● OBJECTIVE: Write out the complete material exactly as it stands.
+++ STORED DATA
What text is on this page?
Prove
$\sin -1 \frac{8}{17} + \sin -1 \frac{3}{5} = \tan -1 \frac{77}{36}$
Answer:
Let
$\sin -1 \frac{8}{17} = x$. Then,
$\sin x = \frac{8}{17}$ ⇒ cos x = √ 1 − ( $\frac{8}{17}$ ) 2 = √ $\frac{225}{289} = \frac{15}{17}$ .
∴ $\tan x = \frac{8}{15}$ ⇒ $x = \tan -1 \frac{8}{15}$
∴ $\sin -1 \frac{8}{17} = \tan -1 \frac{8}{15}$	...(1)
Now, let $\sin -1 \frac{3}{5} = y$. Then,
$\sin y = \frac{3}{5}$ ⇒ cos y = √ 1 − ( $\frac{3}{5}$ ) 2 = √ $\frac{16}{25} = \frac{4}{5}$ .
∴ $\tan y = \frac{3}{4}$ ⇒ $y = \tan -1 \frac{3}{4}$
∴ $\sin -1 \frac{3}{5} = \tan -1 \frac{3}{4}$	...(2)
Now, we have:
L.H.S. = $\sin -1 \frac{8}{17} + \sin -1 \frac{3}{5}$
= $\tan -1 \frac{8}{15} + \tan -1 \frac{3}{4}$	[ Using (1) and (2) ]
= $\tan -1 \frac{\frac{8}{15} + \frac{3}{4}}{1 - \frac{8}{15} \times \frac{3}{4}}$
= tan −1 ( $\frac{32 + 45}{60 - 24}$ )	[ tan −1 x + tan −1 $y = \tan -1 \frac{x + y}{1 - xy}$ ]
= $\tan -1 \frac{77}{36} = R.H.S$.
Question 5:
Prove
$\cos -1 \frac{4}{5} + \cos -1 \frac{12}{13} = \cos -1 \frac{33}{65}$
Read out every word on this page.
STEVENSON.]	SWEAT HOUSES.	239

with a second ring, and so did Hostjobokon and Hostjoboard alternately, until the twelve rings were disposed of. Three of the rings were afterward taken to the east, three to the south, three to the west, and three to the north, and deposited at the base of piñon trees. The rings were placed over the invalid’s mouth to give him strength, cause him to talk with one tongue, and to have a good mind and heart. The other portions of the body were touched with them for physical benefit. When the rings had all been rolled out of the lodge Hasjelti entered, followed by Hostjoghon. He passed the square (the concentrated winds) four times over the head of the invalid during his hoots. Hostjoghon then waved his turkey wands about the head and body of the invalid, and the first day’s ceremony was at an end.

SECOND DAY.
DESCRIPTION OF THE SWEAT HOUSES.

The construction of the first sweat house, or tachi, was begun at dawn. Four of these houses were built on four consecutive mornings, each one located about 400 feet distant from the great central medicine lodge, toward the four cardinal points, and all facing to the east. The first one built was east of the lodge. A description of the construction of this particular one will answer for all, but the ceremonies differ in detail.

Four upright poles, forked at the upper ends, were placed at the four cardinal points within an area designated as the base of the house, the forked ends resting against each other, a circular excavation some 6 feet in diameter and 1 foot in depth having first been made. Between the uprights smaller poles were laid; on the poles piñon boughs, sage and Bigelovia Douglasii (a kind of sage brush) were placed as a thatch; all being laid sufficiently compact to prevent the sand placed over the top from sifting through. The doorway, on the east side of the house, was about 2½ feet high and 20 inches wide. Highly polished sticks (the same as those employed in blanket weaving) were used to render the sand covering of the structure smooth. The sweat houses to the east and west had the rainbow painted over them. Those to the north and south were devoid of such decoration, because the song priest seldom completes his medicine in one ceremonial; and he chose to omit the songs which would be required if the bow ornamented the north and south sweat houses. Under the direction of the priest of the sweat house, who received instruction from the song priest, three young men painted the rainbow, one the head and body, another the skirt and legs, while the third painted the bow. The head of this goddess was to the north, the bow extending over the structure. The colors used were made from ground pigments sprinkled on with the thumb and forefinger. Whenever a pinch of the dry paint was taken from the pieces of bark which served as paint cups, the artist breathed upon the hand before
++++++
● FULL RESPONSE:
What text is on this page?
Prove
$\sin -1 \frac{8}{17} + \sin -1 \frac{3}{5} = \tan -1 \frac{77}{36}$
Answer:
Let
$\sin -1 \frac{8}{17} = x$. Then,
$\sin x = \frac{8}{17}$ ⇒ cos x = √ 1 − ( $\frac{8}{17}$ ) 2 = √ $\frac{225}{289} = \frac{15}{17}$ .
∴ $\tan x = \frac{8}{15}$ ⇒ $x = \tan -1 \frac{8}{15}$
∴ $\sin -1 \frac{8}{17} = \tan -1 \frac{8}{15}$	...(1)
Now, let $\sin -1 \frac{3}{5} = y$. Then,
$\sin y = \frac{3}{5}$ ⇒ cos y = √ 1 − ( $\frac{3}{5}$ ) 2 = √ $\frac{16}{25} = \frac{4}{5}$ .
∴ $\tan y = \frac{3}{4}$ ⇒ $y = \tan -1 \frac{3}{4}$
∴ $\sin -1 \frac{3}{5} = \tan -1 \frac{3}{4}$	...(2)
Now, we have:
L.H.S. = $\sin -1 \frac{8}{17} + \sin -1 \frac{3}{5}$
= $\tan -1 \frac{8}{15} + \tan -1 \frac{3}{4}$	[ Using (1) and (2) ]
= $\tan -1 \frac{\frac{8}{15} + \frac{3}{4}}{1 - \frac{8}{15} \times \frac{3}{4}}$
= tan −1 ( $\frac{32 + 45}{60 - 24}$ )	[ tan −1 x + tan −1 $y = \tan -1 \frac{x + y}{1 - xy}$ ]
= $\tan -1 \frac{77}{36} = R.H.S$.
Question 5:
Prove
$\cos -1 \frac{4}{5} + \cos -1 \frac{12}{13} = \cos -1 \frac{33}{65}$
Read out every word on this page.
STEVENSON.]	SWEAT HOUSES.	239

with a second ring, and so did Hostjobokon and Hostjoboard alternately, until the twelve rings were disposed of. Three of the rings were afterward taken to the east, three to the south, three to the west, and three to the north, and deposited at the base of piñon trees. The rings were placed over the invalid’s mouth to give him strength, cause him to talk with one tongue, and to have a good mind and heart. The other portions of the body were touched with them for physical benefit. When the rings had all been rolled out of the lodge Hasjelti entered, followed by Hostjoghon. He passed the square (the concentrated winds) four times over the head of the invalid during his hoots. Hostjoghon then waved his turkey wands about the head and body of the invalid, and the first day’s ceremony was at an end.

SECOND DAY.
DESCRIPTION OF THE SWEAT HOUSES.

The construction of the first sweat house, or tachi, was begun at dawn. Four of these houses were built on four consecutive mornings, each one located about 400 feet distant from the great central medicine lodge, toward the four cardinal points, and all facing to the east. The first one built was east of the lodge. A description of the construction of this particular one will answer for all, but the ceremonies differ in detail.

Four upright poles, forked at the upper ends, were placed at the four cardinal points within an area designated as the base of the house, the forked ends resting against each other, a circular excavation some 6 feet in diameter and 1 foot in depth having first been made. Between the uprights smaller poles were laid; on the poles piñon boughs, sage and Bigelovia Douglasii (a kind of sage brush) were placed as a thatch; all being laid sufficiently compact to prevent the sand placed over the top from sifting through. The doorway, on the east side of the house, was about 2½ feet high and 20 inches wide. Highly polished sticks (the same as those employed in blanket weaving) were used to render the sand covering of the structure smooth. The sweat houses to the east and west had the rainbow painted over them. Those to the north and south were devoid of such decoration, because the song priest seldom completes his medicine in one ceremonial; and he chose to omit the songs which would be required if the bow ornamented the north and south sweat houses. Under the direction of the priest of the sweat house, who received instruction from the song priest, three young men painted the rainbow, one the head and body, another the skirt and legs, while the third painted the bow. The head of this goddess was to the north, the bow extending over the structure. The colors used were made from ground pigments sprinkled on with the thumb and forefinger. Whenever a pinch of the dry paint was taken from the pieces of bark which served as paint cups, the artist breathed upon the hand before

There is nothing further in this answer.